The task
Reproduce the entries word for word, starting with the first line and stopping after the line that contains "purchaser2-first-name-input[interactable] [391, 468, 561, 494]", including that line.

Excerpted data
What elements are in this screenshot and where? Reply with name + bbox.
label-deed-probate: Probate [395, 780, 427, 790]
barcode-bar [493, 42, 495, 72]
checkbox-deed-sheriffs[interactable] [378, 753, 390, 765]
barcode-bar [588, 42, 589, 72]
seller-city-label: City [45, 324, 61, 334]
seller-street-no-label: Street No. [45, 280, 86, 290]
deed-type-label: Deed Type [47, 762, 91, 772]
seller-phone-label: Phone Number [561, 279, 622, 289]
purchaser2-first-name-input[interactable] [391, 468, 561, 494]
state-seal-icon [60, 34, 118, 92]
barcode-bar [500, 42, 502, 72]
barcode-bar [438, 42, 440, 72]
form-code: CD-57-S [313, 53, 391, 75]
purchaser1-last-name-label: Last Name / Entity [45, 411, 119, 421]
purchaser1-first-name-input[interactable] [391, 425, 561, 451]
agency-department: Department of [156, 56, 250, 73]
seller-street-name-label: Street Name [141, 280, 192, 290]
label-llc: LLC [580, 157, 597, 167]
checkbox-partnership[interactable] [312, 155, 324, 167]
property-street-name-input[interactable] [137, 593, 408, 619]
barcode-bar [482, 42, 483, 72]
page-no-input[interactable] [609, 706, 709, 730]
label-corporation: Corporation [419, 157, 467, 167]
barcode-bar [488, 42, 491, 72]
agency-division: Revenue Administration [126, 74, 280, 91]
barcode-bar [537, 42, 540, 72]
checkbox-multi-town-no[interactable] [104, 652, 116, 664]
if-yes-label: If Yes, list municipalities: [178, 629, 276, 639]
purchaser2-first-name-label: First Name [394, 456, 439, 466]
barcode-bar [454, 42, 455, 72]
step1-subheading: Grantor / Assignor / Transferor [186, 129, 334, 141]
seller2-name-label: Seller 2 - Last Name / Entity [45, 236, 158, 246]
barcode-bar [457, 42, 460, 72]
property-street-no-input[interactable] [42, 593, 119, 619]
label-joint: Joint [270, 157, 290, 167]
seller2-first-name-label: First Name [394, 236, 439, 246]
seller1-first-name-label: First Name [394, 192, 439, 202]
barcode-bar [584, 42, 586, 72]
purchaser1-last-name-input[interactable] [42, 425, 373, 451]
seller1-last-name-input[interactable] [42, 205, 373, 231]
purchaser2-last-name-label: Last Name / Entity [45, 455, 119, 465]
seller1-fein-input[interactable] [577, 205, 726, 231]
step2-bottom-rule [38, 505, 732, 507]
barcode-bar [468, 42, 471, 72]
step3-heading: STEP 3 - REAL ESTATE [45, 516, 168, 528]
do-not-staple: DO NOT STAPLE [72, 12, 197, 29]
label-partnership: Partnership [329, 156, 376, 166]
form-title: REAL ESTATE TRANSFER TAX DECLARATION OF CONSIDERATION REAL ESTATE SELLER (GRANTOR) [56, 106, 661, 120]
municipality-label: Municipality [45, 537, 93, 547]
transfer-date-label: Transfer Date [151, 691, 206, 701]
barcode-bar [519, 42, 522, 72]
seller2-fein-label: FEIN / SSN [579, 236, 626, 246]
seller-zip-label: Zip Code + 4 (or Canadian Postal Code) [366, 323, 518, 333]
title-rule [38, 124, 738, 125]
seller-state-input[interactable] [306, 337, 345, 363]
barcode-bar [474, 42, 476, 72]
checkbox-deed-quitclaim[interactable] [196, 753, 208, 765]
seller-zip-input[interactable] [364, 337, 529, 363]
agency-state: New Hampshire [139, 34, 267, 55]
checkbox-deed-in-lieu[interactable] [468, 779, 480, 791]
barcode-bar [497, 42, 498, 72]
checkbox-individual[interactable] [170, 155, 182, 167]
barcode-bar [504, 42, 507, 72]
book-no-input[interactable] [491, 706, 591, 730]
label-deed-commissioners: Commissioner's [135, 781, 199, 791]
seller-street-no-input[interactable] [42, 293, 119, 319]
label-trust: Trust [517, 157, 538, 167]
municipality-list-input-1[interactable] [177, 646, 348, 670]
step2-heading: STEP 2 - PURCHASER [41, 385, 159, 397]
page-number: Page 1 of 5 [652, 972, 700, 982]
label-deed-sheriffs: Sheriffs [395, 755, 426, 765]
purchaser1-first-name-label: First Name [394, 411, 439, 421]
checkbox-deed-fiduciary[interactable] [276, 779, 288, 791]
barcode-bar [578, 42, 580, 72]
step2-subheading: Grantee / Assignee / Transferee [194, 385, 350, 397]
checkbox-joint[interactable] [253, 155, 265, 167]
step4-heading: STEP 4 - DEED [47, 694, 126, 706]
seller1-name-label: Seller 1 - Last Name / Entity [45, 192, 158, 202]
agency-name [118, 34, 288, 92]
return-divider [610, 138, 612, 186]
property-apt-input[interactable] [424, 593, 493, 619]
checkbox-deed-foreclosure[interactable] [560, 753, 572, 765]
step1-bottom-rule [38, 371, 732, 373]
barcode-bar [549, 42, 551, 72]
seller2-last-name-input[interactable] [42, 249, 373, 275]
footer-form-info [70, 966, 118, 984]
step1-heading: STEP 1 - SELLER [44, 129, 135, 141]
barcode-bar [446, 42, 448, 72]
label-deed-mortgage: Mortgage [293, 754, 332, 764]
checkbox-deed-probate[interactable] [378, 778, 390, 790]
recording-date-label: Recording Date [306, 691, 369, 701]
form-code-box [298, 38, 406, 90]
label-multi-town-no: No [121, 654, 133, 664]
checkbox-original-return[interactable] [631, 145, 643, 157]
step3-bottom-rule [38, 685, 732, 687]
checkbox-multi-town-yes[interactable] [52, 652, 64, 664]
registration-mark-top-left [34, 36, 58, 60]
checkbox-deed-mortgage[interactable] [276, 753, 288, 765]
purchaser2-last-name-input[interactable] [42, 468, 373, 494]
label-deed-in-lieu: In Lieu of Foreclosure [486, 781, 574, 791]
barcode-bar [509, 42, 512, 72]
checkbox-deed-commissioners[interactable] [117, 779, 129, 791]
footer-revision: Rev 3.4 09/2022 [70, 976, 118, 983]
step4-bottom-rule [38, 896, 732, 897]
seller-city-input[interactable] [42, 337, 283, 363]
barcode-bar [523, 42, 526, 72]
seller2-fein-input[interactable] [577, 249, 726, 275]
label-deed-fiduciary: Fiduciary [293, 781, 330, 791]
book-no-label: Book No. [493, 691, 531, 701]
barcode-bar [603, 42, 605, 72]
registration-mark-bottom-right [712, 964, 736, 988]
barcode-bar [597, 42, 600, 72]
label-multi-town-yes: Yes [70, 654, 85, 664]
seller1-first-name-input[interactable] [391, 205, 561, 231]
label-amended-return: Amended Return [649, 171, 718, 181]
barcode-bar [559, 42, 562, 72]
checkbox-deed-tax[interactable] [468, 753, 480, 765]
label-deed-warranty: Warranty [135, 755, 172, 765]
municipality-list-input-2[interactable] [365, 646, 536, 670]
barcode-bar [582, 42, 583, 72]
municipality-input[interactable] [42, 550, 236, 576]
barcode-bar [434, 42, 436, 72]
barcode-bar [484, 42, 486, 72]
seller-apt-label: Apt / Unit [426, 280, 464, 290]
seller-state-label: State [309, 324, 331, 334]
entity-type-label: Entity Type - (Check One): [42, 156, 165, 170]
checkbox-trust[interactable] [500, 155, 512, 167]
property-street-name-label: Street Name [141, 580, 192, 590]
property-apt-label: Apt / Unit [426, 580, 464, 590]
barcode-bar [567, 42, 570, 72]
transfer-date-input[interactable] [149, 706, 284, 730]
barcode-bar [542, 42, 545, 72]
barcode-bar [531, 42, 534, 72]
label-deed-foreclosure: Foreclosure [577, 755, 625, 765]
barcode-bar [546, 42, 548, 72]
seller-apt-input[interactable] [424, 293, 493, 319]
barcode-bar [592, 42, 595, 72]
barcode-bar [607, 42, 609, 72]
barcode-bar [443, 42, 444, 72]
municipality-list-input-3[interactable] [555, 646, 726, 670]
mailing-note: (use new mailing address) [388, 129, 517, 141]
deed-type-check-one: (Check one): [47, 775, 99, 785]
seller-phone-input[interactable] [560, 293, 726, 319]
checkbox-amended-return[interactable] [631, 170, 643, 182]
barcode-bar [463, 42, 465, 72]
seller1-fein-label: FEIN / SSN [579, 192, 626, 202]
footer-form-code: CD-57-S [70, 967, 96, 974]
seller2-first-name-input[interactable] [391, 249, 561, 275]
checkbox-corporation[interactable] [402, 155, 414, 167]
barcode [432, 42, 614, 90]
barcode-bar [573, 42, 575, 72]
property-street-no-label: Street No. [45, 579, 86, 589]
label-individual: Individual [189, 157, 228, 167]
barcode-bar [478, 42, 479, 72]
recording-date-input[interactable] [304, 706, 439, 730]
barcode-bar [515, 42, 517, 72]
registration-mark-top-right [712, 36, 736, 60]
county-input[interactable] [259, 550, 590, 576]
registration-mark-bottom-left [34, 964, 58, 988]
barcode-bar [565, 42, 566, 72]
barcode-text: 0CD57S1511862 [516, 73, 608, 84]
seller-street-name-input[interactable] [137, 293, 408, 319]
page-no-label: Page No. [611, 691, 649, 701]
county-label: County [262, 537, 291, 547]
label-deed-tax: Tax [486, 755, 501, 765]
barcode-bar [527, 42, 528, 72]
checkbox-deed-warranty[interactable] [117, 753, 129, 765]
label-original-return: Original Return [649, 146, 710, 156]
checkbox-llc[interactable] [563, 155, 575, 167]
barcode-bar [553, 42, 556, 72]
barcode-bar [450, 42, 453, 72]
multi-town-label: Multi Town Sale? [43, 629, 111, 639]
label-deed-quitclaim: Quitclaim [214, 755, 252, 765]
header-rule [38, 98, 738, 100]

Worked solution
What elements are in this screenshot and where? Reply with name + bbox.
label-deed-probate: Probate [395, 780, 427, 790]
barcode-bar [493, 42, 495, 72]
checkbox-deed-sheriffs[interactable] [378, 753, 390, 765]
barcode-bar [588, 42, 589, 72]
seller-city-label: City [45, 324, 61, 334]
seller-street-no-label: Street No. [45, 280, 86, 290]
deed-type-label: Deed Type [47, 762, 91, 772]
seller-phone-label: Phone Number [561, 279, 622, 289]
purchaser2-first-name-input[interactable] [391, 468, 561, 494]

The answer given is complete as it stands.